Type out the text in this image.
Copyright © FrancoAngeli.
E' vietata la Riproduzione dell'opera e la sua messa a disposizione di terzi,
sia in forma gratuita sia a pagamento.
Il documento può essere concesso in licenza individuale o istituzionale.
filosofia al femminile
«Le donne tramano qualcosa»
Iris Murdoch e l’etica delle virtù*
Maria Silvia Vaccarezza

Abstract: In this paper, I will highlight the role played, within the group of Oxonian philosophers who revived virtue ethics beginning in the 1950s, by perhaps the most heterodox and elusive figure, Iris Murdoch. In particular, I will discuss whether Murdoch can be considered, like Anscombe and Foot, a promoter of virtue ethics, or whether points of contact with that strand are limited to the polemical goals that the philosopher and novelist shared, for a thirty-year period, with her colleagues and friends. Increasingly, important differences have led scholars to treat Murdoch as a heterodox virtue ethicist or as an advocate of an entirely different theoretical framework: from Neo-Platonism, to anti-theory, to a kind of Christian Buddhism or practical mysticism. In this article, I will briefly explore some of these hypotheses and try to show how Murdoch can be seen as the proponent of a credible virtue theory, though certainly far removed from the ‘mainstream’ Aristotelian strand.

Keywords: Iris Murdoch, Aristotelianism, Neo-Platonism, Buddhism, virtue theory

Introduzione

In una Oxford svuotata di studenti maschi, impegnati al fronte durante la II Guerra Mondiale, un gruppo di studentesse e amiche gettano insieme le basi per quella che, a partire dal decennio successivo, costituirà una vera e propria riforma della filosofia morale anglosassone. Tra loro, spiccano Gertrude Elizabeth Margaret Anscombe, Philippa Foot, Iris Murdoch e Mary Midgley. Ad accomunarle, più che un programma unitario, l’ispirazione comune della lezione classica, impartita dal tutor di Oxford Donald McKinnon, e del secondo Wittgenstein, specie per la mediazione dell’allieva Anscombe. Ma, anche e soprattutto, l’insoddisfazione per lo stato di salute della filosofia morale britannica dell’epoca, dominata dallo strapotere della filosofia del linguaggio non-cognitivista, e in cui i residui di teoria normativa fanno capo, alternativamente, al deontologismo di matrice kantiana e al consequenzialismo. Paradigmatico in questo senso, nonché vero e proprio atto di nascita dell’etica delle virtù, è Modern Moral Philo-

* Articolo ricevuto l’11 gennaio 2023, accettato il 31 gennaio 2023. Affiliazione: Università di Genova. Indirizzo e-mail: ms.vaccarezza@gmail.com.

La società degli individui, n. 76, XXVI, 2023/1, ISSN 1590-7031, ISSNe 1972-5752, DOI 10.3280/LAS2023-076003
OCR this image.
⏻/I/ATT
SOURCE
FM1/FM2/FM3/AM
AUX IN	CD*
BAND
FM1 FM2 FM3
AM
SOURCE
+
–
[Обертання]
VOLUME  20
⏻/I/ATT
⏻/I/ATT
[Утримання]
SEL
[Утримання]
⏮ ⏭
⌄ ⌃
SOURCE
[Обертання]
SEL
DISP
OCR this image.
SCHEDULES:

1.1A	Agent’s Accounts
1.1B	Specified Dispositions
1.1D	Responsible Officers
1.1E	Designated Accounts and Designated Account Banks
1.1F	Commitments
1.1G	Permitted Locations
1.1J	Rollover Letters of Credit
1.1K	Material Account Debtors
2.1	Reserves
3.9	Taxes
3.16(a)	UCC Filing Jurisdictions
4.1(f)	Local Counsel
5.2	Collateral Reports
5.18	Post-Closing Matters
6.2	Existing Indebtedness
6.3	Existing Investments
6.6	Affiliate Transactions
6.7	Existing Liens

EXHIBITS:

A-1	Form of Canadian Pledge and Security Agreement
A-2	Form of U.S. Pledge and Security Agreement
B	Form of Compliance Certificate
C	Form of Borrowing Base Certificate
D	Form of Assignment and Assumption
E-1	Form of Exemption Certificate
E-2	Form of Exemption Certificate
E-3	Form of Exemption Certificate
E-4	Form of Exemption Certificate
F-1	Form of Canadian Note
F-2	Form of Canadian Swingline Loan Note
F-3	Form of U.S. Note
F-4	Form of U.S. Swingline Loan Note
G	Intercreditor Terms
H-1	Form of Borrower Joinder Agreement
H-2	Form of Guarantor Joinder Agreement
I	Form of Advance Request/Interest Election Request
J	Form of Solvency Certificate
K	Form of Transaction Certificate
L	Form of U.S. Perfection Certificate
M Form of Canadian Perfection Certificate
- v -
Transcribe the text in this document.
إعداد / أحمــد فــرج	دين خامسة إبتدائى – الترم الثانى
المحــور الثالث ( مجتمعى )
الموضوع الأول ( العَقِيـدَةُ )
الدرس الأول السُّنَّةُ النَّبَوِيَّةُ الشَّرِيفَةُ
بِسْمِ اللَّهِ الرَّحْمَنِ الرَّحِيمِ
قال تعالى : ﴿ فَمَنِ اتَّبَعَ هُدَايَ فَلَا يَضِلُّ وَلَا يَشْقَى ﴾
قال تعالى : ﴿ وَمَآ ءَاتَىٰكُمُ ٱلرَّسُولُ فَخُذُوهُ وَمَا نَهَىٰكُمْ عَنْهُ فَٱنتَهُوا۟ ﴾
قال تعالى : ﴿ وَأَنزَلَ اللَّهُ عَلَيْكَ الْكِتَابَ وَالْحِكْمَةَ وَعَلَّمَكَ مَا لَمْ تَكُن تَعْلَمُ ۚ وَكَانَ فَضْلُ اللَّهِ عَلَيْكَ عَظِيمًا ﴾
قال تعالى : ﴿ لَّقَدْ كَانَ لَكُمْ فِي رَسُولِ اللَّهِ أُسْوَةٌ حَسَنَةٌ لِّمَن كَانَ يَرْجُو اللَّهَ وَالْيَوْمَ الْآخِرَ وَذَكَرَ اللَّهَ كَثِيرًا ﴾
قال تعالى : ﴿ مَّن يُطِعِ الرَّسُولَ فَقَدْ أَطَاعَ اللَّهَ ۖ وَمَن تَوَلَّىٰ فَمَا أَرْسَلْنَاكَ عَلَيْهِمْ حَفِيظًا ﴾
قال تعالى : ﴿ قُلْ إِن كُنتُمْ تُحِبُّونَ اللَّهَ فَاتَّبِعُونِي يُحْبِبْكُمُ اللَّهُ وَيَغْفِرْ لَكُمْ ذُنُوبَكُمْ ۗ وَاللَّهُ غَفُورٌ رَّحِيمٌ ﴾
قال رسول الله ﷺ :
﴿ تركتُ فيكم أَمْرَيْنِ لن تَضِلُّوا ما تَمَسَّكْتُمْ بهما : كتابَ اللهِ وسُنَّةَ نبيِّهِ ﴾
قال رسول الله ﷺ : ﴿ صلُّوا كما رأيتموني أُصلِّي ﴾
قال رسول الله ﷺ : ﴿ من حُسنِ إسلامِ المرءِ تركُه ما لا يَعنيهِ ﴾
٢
^^^^^^^^
Extract every line above exactly as it stands.

## Result of this exercise:
Type out the text in this image.
Copyright © FrancoAngeli.
E' vietata la Riproduzione dell'opera e la sua messa a disposizione di terzi,
sia in forma gratuita sia a pagamento.
Il documento può essere concesso in licenza individuale o istituzionale.
filosofia al femminile
«Le donne tramano qualcosa»
Iris Murdoch e l’etica delle virtù*
Maria Silvia Vaccarezza

Abstract: In this paper, I will highlight the role played, within the group of Oxonian philosophers who revived virtue ethics beginning in the 1950s, by perhaps the most heterodox and elusive figure, Iris Murdoch. In particular, I will discuss whether Murdoch can be considered, like Anscombe and Foot, a promoter of virtue ethics, or whether points of contact with that strand are limited to the polemical goals that the philosopher and novelist shared, for a thirty-year period, with her colleagues and friends. Increasingly, important differences have led scholars to treat Murdoch as a heterodox virtue ethicist or as an advocate of an entirely different theoretical framework: from Neo-Platonism, to anti-theory, to a kind of Christian Buddhism or practical mysticism. In this article, I will briefly explore some of these hypotheses and try to show how Murdoch can be seen as the proponent of a credible virtue theory, though certainly far removed from the ‘mainstream’ Aristotelian strand.

Keywords: Iris Murdoch, Aristotelianism, Neo-Platonism, Buddhism, virtue theory

Introduzione

In una Oxford svuotata di studenti maschi, impegnati al fronte durante la II Guerra Mondiale, un gruppo di studentesse e amiche gettano insieme le basi per quella che, a partire dal decennio successivo, costituirà una vera e propria riforma della filosofia morale anglosassone. Tra loro, spiccano Gertrude Elizabeth Margaret Anscombe, Philippa Foot, Iris Murdoch e Mary Midgley. Ad accomunarle, più che un programma unitario, l’ispirazione comune della lezione classica, impartita dal tutor di Oxford Donald McKinnon, e del secondo Wittgenstein, specie per la mediazione dell’allieva Anscombe. Ma, anche e soprattutto, l’insoddisfazione per lo stato di salute della filosofia morale britannica dell’epoca, dominata dallo strapotere della filosofia del linguaggio non-cognitivista, e in cui i residui di teoria normativa fanno capo, alternativamente, al deontologismo di matrice kantiana e al consequenzialismo. Paradigmatico in questo senso, nonché vero e proprio atto di nascita dell’etica delle virtù, è Modern Moral Philo-

* Articolo ricevuto l’11 gennaio 2023, accettato il 31 gennaio 2023. Affiliazione: Università di Genova. Indirizzo e-mail: ms.vaccarezza@gmail.com.

La società degli individui, n. 76, XXVI, 2023/1, ISSN 1590-7031, ISSNe 1972-5752, DOI 10.3280/LAS2023-076003
OCR this image.
⏻/I/ATT
SOURCE
FM1/FM2/FM3/AM
AUX IN	CD*
BAND
FM1 FM2 FM3
AM
SOURCE
+
–
[Обертання]
VOLUME  20
⏻/I/ATT
⏻/I/ATT
[Утримання]
SEL
[Утримання]
⏮ ⏭
⌄ ⌃
SOURCE
[Обертання]
SEL
DISP
OCR this image.
SCHEDULES:

1.1A	Agent’s Accounts
1.1B	Specified Dispositions
1.1D	Responsible Officers
1.1E	Designated Accounts and Designated Account Banks
1.1F	Commitments
1.1G	Permitted Locations
1.1J	Rollover Letters of Credit
1.1K	Material Account Debtors
2.1	Reserves
3.9	Taxes
3.16(a)	UCC Filing Jurisdictions
4.1(f)	Local Counsel
5.2	Collateral Reports
5.18	Post-Closing Matters
6.2	Existing Indebtedness
6.3	Existing Investments
6.6	Affiliate Transactions
6.7	Existing Liens

EXHIBITS:

A-1	Form of Canadian Pledge and Security Agreement
A-2	Form of U.S. Pledge and Security Agreement
B	Form of Compliance Certificate
C	Form of Borrowing Base Certificate
D	Form of Assignment and Assumption
E-1	Form of Exemption Certificate
E-2	Form of Exemption Certificate
E-3	Form of Exemption Certificate
E-4	Form of Exemption Certificate
F-1	Form of Canadian Note
F-2	Form of Canadian Swingline Loan Note
F-3	Form of U.S. Note
F-4	Form of U.S. Swingline Loan Note
G	Intercreditor Terms
H-1	Form of Borrower Joinder Agreement
H-2	Form of Guarantor Joinder Agreement
I	Form of Advance Request/Interest Election Request
J	Form of Solvency Certificate
K	Form of Transaction Certificate
L	Form of U.S. Perfection Certificate
M Form of Canadian Perfection Certificate
- v -
Transcribe the text in this document.
إعداد / أحمــد فــرج	دين خامسة إبتدائى – الترم الثانى
المحــور الثالث ( مجتمعى )
الموضوع الأول ( العَقِيـدَةُ )
الدرس الأول السُّنَّةُ النَّبَوِيَّةُ الشَّرِيفَةُ
بِسْمِ اللَّهِ الرَّحْمَنِ الرَّحِيمِ
قال تعالى : ﴿ فَمَنِ اتَّبَعَ هُدَايَ فَلَا يَضِلُّ وَلَا يَشْقَى ﴾
قال تعالى : ﴿ وَمَآ ءَاتَىٰكُمُ ٱلرَّسُولُ فَخُذُوهُ وَمَا نَهَىٰكُمْ عَنْهُ فَٱنتَهُوا۟ ﴾
قال تعالى : ﴿ وَأَنزَلَ اللَّهُ عَلَيْكَ الْكِتَابَ وَالْحِكْمَةَ وَعَلَّمَكَ مَا لَمْ تَكُن تَعْلَمُ ۚ وَكَانَ فَضْلُ اللَّهِ عَلَيْكَ عَظِيمًا ﴾
قال تعالى : ﴿ لَّقَدْ كَانَ لَكُمْ فِي رَسُولِ اللَّهِ أُسْوَةٌ حَسَنَةٌ لِّمَن كَانَ يَرْجُو اللَّهَ وَالْيَوْمَ الْآخِرَ وَذَكَرَ اللَّهَ كَثِيرًا ﴾
قال تعالى : ﴿ مَّن يُطِعِ الرَّسُولَ فَقَدْ أَطَاعَ اللَّهَ ۖ وَمَن تَوَلَّىٰ فَمَا أَرْسَلْنَاكَ عَلَيْهِمْ حَفِيظًا ﴾
قال تعالى : ﴿ قُلْ إِن كُنتُمْ تُحِبُّونَ اللَّهَ فَاتَّبِعُونِي يُحْبِبْكُمُ اللَّهُ وَيَغْفِرْ لَكُمْ ذُنُوبَكُمْ ۗ وَاللَّهُ غَفُورٌ رَّحِيمٌ ﴾
قال رسول الله ﷺ :
﴿ تركتُ فيكم أَمْرَيْنِ لن تَضِلُّوا ما تَمَسَّكْتُمْ بهما : كتابَ اللهِ وسُنَّةَ نبيِّهِ ﴾
قال رسول الله ﷺ : ﴿ صلُّوا كما رأيتموني أُصلِّي ﴾
قال رسول الله ﷺ : ﴿ من حُسنِ إسلامِ المرءِ تركُه ما لا يَعنيهِ ﴾
٢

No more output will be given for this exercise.